▶ **Instructions for the task**: Using the data below, gather each line that includes the word "particulas".

▶ **Stored rows**:
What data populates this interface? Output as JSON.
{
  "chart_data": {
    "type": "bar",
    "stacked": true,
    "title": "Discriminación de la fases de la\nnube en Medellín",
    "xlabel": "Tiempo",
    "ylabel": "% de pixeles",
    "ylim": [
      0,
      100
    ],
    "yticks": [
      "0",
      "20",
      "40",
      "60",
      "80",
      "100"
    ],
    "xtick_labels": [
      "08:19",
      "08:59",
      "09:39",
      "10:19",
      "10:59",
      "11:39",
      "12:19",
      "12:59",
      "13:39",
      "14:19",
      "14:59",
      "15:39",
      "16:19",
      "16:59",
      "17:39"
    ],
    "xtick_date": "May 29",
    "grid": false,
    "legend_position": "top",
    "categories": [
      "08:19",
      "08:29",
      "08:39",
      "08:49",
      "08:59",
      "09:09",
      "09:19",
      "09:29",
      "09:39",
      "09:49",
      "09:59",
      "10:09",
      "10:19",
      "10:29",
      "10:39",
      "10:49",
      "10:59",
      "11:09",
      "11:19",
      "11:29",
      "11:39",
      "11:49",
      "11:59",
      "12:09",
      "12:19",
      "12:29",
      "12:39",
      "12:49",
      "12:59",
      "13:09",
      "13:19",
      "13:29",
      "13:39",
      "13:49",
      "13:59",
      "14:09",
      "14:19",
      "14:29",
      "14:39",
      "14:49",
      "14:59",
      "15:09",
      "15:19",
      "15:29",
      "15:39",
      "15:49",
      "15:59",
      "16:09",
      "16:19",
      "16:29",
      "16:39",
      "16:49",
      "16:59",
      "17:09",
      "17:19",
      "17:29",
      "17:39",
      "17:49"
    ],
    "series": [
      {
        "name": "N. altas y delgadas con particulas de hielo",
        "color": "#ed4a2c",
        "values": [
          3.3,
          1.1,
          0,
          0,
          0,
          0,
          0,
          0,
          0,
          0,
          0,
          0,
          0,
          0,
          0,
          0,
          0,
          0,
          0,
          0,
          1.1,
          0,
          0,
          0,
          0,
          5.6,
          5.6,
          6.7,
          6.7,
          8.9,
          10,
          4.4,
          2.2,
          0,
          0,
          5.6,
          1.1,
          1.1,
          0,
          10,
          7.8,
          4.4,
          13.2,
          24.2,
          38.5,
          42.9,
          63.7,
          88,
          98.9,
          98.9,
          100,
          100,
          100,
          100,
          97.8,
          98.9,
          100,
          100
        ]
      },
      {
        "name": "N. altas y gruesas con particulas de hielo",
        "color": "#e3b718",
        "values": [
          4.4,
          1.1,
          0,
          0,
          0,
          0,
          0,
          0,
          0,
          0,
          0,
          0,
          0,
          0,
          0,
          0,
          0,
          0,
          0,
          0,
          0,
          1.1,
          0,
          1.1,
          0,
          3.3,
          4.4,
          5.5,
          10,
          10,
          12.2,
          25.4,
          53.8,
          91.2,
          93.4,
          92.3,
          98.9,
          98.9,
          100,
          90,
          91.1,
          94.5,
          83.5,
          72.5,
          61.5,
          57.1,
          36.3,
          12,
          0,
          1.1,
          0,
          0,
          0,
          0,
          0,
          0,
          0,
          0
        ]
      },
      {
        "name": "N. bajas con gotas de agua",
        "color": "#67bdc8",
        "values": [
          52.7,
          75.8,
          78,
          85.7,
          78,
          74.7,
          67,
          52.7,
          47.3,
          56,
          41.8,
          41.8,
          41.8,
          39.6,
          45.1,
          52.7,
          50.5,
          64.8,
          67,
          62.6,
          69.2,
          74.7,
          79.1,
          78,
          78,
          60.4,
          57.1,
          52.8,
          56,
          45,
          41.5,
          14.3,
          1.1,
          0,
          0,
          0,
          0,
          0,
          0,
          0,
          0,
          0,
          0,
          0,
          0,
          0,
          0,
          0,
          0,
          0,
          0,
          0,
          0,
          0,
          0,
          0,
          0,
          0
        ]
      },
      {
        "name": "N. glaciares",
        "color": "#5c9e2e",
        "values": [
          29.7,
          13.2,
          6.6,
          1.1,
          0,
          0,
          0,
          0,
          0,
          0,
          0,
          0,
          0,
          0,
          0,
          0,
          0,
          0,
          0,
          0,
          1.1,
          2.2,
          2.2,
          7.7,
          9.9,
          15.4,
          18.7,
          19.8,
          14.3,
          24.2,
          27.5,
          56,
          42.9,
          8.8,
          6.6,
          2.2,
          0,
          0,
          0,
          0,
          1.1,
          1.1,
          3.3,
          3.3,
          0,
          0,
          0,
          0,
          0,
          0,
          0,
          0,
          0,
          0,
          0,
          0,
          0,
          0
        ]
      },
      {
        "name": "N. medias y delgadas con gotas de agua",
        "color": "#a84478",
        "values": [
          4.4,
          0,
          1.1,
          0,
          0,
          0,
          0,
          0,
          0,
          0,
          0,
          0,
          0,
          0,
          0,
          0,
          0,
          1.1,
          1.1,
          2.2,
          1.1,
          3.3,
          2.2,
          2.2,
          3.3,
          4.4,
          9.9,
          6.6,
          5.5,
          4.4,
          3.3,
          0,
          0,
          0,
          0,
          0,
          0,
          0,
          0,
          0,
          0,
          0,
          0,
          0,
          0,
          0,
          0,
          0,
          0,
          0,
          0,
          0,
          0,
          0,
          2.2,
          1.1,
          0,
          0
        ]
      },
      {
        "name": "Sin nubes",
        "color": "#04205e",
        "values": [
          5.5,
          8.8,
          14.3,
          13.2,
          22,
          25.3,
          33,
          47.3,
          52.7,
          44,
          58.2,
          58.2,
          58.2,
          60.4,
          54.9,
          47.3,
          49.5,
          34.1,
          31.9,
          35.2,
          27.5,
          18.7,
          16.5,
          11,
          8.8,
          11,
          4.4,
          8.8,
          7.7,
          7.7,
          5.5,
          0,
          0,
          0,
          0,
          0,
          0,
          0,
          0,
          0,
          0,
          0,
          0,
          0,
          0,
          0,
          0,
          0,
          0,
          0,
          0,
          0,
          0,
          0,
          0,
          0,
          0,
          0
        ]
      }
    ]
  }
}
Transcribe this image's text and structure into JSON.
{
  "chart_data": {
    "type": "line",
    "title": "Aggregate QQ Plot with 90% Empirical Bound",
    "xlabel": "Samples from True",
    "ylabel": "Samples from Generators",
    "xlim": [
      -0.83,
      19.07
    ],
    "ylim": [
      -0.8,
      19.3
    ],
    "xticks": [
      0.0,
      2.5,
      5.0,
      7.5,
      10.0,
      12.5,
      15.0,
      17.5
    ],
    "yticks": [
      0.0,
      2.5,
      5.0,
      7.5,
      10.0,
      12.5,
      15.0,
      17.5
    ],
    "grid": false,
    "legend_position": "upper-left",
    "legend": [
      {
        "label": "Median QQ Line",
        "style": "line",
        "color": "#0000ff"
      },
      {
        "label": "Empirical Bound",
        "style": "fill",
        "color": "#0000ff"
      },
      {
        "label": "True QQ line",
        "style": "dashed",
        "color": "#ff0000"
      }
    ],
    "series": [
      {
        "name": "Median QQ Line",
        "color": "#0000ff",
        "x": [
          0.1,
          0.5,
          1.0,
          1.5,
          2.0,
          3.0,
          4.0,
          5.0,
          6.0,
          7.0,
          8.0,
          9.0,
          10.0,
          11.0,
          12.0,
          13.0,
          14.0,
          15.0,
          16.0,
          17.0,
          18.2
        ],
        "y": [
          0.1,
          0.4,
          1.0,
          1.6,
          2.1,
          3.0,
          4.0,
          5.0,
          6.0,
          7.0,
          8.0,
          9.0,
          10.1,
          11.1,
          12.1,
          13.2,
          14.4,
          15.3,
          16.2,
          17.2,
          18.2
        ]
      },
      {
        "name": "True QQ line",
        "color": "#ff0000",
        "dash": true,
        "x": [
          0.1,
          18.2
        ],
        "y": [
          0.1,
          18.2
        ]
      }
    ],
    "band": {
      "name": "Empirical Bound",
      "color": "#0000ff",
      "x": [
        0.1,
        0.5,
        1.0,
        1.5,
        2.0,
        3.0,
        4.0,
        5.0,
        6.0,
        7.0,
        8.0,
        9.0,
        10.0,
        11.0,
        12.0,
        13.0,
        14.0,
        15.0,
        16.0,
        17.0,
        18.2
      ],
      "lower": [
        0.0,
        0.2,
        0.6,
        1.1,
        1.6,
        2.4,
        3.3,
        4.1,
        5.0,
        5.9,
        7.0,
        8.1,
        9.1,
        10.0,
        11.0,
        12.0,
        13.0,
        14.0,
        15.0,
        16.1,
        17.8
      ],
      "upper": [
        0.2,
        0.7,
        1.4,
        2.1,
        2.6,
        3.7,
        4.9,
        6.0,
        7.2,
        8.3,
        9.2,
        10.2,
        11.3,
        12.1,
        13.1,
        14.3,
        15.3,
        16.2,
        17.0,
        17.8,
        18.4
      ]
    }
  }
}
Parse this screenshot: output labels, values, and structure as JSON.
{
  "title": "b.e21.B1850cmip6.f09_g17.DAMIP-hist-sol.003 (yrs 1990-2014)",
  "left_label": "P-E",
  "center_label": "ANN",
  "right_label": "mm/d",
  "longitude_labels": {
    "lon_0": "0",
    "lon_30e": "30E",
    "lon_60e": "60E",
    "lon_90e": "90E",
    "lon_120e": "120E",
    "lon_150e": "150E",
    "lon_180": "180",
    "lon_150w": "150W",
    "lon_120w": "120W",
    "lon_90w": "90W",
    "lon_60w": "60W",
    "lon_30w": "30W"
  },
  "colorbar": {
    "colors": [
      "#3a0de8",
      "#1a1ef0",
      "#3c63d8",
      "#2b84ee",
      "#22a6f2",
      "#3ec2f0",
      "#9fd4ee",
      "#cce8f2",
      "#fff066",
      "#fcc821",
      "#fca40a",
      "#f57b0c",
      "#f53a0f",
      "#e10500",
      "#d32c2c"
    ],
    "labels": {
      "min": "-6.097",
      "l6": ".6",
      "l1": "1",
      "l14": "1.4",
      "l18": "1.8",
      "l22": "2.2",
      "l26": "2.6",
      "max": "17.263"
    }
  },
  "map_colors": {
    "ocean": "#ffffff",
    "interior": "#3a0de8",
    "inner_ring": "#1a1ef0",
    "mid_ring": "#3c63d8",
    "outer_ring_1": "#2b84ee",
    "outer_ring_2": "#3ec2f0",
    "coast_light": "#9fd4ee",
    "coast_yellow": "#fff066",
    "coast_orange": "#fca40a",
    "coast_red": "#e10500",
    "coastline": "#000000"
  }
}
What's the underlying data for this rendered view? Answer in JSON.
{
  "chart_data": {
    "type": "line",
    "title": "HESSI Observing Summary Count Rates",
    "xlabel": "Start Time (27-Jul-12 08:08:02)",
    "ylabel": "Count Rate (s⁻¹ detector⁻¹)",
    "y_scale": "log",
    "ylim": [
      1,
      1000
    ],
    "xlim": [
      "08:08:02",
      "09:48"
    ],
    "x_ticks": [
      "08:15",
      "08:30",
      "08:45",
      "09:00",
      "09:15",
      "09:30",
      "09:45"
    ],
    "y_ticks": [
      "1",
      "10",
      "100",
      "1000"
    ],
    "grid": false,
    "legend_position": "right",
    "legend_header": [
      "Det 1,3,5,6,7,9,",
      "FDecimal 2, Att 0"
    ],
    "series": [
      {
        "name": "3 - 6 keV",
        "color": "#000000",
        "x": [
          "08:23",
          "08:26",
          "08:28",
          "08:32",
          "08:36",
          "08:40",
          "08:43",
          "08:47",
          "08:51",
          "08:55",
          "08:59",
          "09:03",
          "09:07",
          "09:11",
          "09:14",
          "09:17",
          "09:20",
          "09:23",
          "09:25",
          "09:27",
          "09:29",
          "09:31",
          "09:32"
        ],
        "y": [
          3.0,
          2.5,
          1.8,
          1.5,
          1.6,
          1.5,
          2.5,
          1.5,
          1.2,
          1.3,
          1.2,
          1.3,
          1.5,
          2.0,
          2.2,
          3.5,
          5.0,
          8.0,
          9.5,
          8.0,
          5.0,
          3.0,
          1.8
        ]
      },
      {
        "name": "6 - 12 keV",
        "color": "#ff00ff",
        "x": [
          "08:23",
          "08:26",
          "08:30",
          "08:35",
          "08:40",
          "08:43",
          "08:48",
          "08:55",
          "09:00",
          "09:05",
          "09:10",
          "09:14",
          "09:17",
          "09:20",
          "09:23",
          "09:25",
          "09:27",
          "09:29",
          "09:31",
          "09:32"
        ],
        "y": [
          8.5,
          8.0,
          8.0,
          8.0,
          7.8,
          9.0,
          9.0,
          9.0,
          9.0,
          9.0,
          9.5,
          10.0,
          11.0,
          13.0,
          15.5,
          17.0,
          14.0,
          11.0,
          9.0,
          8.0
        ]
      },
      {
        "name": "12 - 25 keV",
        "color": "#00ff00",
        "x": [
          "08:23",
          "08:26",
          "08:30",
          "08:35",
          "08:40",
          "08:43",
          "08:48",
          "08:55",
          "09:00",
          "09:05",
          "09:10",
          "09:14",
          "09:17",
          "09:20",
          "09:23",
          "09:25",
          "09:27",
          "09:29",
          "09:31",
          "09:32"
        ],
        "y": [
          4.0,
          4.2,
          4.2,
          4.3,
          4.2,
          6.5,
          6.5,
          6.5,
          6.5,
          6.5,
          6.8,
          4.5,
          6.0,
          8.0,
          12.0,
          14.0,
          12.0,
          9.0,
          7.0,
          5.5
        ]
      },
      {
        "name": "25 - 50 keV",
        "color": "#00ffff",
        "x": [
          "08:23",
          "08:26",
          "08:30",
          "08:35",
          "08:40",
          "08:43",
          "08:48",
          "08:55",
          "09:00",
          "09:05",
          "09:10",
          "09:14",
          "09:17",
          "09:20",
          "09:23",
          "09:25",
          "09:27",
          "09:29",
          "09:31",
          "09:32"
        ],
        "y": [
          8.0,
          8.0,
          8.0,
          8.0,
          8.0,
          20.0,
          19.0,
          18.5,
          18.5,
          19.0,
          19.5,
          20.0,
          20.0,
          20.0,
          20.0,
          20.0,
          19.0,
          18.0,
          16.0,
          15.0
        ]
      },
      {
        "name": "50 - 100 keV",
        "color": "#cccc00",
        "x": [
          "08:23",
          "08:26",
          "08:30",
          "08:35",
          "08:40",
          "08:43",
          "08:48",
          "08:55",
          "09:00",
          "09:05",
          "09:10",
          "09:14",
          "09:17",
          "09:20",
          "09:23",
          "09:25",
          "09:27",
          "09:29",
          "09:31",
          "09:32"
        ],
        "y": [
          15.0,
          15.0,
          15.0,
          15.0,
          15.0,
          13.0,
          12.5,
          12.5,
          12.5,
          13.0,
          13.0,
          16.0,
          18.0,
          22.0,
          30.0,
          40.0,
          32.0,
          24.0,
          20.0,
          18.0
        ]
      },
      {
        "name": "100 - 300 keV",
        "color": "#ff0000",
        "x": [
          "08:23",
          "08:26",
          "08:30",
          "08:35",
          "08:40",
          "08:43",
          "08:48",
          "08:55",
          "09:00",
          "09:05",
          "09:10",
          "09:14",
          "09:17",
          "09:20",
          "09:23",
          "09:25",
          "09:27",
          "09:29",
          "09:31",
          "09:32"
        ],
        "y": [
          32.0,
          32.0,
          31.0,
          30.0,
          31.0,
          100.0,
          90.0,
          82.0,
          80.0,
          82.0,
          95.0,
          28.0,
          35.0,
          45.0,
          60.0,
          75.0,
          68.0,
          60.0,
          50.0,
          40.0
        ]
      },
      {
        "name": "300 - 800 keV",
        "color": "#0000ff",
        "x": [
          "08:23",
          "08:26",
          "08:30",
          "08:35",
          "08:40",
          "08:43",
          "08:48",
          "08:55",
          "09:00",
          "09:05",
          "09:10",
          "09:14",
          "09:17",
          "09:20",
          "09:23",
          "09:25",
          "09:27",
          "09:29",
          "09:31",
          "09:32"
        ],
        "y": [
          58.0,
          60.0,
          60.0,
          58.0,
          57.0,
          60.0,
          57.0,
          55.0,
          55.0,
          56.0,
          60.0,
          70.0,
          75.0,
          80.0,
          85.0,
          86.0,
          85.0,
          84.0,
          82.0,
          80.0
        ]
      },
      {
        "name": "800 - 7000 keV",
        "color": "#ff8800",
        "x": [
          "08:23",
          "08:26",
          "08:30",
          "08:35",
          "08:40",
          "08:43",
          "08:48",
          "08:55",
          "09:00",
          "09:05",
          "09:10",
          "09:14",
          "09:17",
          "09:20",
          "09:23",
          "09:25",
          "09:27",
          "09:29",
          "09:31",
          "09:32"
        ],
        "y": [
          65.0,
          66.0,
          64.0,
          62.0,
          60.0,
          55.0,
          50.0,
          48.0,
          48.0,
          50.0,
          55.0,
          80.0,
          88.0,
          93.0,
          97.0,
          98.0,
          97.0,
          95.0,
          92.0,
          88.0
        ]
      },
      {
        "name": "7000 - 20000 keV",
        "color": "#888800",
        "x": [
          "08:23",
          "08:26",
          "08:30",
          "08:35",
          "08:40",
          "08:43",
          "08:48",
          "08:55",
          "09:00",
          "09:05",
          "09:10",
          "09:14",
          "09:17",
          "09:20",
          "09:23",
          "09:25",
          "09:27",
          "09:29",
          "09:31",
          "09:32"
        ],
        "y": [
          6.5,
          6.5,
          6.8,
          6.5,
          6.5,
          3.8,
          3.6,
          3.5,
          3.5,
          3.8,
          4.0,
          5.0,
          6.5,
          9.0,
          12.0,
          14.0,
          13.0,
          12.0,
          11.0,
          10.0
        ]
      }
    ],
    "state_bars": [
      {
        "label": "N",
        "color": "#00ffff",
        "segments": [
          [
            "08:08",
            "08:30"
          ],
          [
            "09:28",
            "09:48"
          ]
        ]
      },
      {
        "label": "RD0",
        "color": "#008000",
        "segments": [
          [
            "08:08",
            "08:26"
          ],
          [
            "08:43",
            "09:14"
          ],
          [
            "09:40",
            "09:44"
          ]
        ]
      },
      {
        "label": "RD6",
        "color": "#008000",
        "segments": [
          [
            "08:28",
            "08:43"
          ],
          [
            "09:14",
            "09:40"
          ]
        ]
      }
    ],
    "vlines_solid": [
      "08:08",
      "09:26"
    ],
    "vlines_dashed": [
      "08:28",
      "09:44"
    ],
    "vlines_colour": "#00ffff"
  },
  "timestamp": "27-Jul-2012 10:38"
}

▶ **Correct result**:
        "name": "N. altas y delgadas con particulas de hielo",
        "name": "N. altas y gruesas con particulas de hielo",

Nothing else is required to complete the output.